↓↓↓
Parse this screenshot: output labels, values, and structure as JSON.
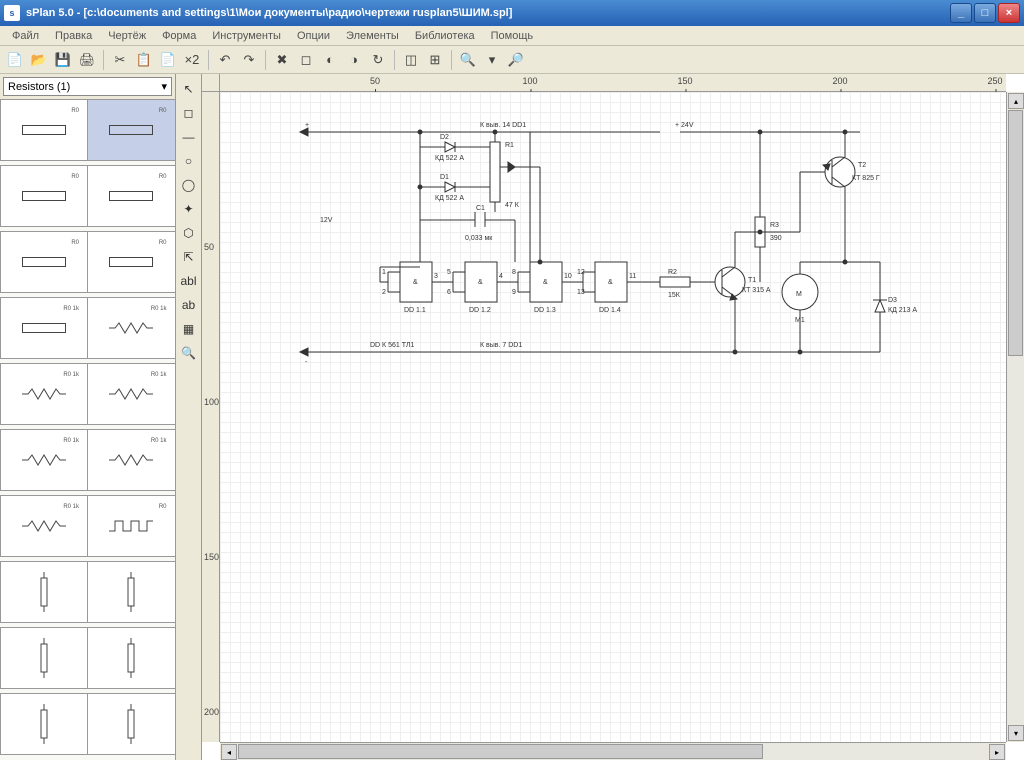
{
  "window": {
    "title": "sPlan 5.0 - [c:\\documents and settings\\1\\Мои документы\\радио\\чертежи rusplan5\\ШИМ.spl]"
  },
  "menu": [
    "Файл",
    "Правка",
    "Чертёж",
    "Форма",
    "Инструменты",
    "Опции",
    "Элементы",
    "Библиотека",
    "Помощь"
  ],
  "toolbar_icons": [
    "📄",
    "📂",
    "💾",
    "🖨",
    "|",
    "✂",
    "📋",
    "📄",
    "×2",
    "|",
    "↶",
    "↷",
    "|",
    "✖",
    "◻",
    "◐",
    "◑",
    "↻",
    "|",
    "◫",
    "⊞",
    "|",
    "🔍",
    "▾",
    "🔎"
  ],
  "component_selector": {
    "label": "Resistors (1)"
  },
  "side_tools": [
    "↖",
    "◻",
    "—",
    "○",
    "◯",
    "✦",
    "⬡",
    "⇱",
    "abl",
    "ab",
    "▦",
    "🔍"
  ],
  "ruler_h": [
    50,
    100,
    150,
    200,
    250
  ],
  "ruler_v": [
    50,
    100,
    150,
    200
  ],
  "schematic": {
    "labels": {
      "plus": "+",
      "minus": "-",
      "v12": "12V",
      "v24": "+ 24V",
      "top_note": "К выв. 14 DD1",
      "bot_note": "К выв. 7 DD1",
      "dd_k": "DD К 561 ТЛ1",
      "d2a": "D2",
      "d2b": "КД 522 А",
      "d1a": "D1",
      "d1b": "КД 522 А",
      "r1a": "R1",
      "r1b": "47 К",
      "c1a": "C1",
      "c1b": "0,033 мк",
      "g1": "&",
      "g2": "&",
      "g3": "&",
      "g4": "&",
      "dd11": "DD 1.1",
      "dd12": "DD 1.2",
      "dd13": "DD 1.3",
      "dd14": "DD 1.4",
      "p1": "1",
      "p2": "2",
      "p3": "3",
      "p4": "4",
      "p5": "5",
      "p6": "6",
      "p8": "8",
      "p9": "9",
      "p10": "10",
      "p12": "12",
      "p13": "13",
      "p11": "11",
      "r2a": "R2",
      "r2b": "15К",
      "t1a": "T1",
      "t1b": "КТ 315 А",
      "r3a": "R3",
      "r3b": "390",
      "t2a": "T2",
      "t2b": "КТ 825 Г",
      "m": "M",
      "m1": "M1",
      "d3a": "D3",
      "d3b": "КД 213 А"
    },
    "colors": {
      "stroke": "#333",
      "wire": "#333",
      "bg": "#ffffff",
      "grid": "#eeeeee"
    }
  },
  "parts": [
    {
      "label": "R0",
      "type": "rect"
    },
    {
      "label": "R0",
      "type": "rect",
      "selected": true
    },
    {
      "label": "R0",
      "type": "rect-diag"
    },
    {
      "label": "R0",
      "type": "rect-strike"
    },
    {
      "label": "R0",
      "type": "rect-diag"
    },
    {
      "label": "R0",
      "type": "rect-diag"
    },
    {
      "label": "R0 1k",
      "type": "rect-strike"
    },
    {
      "label": "R0 1k",
      "type": "zig"
    },
    {
      "label": "R0 1k",
      "type": "zig"
    },
    {
      "label": "R0 1k",
      "type": "zig"
    },
    {
      "label": "R0 1k",
      "type": "zig"
    },
    {
      "label": "R0 1k",
      "type": "zig"
    },
    {
      "label": "R0 1k",
      "type": "zig"
    },
    {
      "label": "R0",
      "type": "pulse"
    },
    {
      "label": "",
      "type": "v-rect"
    },
    {
      "label": "",
      "type": "v-rect"
    },
    {
      "label": "",
      "type": "v-rect"
    },
    {
      "label": "",
      "type": "v-rect"
    },
    {
      "label": "",
      "type": "v-rect"
    },
    {
      "label": "",
      "type": "v-rect"
    }
  ]
}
↑↑↑
Stated problem:
Track down every line holding the string "labels" and copy it.

Answer below:
Parse this screenshot: output labels, values, and structure as JSON.
    "labels": {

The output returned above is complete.